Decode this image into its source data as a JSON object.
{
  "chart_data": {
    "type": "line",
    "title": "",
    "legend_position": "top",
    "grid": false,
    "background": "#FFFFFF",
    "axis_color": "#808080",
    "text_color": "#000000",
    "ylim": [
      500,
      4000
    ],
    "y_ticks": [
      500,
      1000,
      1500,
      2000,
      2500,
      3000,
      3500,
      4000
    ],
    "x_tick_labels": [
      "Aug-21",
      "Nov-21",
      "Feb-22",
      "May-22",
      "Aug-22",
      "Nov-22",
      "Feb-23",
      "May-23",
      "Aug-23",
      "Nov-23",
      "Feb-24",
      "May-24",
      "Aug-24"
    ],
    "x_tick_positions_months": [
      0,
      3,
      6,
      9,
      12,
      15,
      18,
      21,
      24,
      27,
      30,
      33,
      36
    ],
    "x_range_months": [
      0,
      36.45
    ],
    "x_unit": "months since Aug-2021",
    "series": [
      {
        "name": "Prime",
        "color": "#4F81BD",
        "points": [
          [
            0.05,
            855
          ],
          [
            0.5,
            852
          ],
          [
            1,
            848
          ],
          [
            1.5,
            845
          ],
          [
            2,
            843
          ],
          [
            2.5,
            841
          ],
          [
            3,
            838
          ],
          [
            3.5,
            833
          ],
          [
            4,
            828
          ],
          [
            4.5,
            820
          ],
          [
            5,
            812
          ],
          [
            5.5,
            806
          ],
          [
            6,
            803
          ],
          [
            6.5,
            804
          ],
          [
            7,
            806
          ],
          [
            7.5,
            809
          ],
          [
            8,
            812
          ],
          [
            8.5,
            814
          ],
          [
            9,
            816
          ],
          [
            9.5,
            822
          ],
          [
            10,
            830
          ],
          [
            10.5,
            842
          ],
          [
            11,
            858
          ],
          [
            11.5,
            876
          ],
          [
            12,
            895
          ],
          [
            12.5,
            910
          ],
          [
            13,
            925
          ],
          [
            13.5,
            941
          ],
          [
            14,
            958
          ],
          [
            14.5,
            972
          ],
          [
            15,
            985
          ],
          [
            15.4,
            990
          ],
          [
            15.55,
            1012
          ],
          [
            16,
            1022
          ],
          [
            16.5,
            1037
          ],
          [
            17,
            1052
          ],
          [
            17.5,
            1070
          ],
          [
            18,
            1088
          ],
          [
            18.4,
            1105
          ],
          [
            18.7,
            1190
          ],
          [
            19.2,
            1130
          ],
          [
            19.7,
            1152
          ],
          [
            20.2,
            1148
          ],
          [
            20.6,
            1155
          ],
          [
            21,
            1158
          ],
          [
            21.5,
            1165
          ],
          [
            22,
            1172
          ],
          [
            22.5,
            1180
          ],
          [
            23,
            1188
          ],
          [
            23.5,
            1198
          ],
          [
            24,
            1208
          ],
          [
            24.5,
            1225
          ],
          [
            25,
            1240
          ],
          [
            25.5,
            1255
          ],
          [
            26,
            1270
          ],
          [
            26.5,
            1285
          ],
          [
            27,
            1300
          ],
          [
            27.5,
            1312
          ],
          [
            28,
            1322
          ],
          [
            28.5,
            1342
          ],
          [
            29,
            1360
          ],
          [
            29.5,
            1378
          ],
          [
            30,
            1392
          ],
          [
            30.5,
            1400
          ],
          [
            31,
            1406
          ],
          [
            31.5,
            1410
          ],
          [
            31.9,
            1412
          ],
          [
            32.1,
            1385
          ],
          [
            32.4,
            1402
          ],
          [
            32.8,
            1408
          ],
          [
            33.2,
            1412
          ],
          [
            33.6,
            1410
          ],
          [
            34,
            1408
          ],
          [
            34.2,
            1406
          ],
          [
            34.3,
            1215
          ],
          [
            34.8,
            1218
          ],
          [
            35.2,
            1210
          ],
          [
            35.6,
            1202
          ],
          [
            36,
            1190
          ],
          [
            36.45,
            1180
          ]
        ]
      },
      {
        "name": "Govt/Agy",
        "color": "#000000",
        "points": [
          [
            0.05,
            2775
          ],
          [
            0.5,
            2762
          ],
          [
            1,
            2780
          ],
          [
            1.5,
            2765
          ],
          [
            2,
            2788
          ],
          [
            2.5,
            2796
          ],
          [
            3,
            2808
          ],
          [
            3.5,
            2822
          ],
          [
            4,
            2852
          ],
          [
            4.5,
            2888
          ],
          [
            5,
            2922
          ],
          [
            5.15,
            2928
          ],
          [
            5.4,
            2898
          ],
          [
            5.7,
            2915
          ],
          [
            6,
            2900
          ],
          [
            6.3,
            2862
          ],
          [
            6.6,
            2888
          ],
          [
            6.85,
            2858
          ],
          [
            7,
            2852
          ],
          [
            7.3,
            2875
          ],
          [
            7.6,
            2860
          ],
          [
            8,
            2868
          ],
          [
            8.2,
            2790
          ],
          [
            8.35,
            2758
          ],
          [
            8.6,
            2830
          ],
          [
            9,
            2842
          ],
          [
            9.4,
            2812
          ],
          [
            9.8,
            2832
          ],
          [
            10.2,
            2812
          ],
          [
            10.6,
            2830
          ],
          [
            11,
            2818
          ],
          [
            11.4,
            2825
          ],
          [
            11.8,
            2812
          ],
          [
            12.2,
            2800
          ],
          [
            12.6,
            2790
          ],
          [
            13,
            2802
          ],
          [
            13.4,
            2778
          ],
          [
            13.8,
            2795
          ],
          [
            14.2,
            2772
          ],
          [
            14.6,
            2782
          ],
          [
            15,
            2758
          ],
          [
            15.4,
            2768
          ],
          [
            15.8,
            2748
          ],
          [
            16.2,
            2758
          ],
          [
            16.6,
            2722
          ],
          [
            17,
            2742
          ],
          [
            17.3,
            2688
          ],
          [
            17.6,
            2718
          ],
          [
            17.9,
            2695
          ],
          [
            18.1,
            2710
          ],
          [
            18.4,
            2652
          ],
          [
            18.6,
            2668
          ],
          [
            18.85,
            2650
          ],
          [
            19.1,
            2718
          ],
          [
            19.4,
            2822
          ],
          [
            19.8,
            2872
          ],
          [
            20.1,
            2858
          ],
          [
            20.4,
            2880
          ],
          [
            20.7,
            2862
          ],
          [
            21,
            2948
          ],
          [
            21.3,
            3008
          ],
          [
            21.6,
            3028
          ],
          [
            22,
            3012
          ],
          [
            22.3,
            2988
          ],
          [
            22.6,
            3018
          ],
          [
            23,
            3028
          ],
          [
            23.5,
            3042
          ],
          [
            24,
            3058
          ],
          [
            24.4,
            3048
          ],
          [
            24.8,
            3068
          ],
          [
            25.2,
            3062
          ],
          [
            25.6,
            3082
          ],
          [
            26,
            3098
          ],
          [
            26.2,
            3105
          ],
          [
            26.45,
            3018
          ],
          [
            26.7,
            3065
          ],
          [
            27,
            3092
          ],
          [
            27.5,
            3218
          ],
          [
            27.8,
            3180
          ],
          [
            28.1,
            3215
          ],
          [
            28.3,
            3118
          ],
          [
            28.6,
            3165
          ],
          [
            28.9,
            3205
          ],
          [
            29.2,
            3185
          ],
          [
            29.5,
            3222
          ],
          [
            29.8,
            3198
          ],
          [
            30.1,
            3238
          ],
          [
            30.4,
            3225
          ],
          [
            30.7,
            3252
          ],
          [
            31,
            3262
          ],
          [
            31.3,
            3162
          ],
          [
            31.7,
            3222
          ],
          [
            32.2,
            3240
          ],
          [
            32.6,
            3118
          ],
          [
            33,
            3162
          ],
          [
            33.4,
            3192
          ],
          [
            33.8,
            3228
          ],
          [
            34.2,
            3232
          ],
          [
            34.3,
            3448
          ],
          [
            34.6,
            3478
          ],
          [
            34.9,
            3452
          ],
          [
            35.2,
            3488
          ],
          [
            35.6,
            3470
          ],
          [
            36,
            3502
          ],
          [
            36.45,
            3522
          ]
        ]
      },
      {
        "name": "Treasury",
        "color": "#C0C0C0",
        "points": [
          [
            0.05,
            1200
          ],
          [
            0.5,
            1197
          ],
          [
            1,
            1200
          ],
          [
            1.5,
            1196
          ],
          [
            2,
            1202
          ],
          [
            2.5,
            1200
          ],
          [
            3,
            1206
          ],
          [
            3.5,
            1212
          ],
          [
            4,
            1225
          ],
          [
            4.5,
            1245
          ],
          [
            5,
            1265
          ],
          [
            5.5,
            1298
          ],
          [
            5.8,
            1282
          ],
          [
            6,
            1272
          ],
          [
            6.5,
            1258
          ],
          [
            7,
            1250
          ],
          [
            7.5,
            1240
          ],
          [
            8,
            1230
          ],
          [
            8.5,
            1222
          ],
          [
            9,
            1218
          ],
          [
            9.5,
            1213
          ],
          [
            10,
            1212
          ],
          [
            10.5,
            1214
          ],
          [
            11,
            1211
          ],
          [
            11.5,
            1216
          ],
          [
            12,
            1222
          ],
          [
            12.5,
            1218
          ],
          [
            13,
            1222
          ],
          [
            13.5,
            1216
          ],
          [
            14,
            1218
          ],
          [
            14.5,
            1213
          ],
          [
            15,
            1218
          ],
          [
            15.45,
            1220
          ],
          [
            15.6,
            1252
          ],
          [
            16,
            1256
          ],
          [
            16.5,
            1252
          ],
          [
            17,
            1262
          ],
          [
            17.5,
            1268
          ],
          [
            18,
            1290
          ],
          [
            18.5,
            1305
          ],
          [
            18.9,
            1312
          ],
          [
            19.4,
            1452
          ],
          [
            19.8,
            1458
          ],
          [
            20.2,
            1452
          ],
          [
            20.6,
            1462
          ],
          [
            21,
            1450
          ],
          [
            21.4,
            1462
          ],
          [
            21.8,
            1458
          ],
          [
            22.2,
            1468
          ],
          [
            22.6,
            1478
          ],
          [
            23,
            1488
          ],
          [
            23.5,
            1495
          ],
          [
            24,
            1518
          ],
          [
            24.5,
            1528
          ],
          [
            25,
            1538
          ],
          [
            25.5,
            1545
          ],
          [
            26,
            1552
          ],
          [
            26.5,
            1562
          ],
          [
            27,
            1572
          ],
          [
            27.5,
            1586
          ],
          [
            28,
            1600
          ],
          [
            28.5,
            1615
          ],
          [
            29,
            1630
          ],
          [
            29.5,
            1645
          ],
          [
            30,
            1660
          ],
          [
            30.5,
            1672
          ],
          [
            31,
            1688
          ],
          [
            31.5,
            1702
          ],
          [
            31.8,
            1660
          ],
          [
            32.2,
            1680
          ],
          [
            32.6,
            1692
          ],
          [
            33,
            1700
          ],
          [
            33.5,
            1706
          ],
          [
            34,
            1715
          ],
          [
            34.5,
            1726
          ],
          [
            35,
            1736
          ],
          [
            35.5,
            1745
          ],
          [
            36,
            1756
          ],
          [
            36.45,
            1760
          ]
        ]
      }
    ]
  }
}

* EXERCISE DETAILS
Scan the material above. Extract every line in which the word "name" occurs.

* TASK OUTPUT
        "name": "Prime",
        "name": "Govt/Agy",
        "name": "Treasury",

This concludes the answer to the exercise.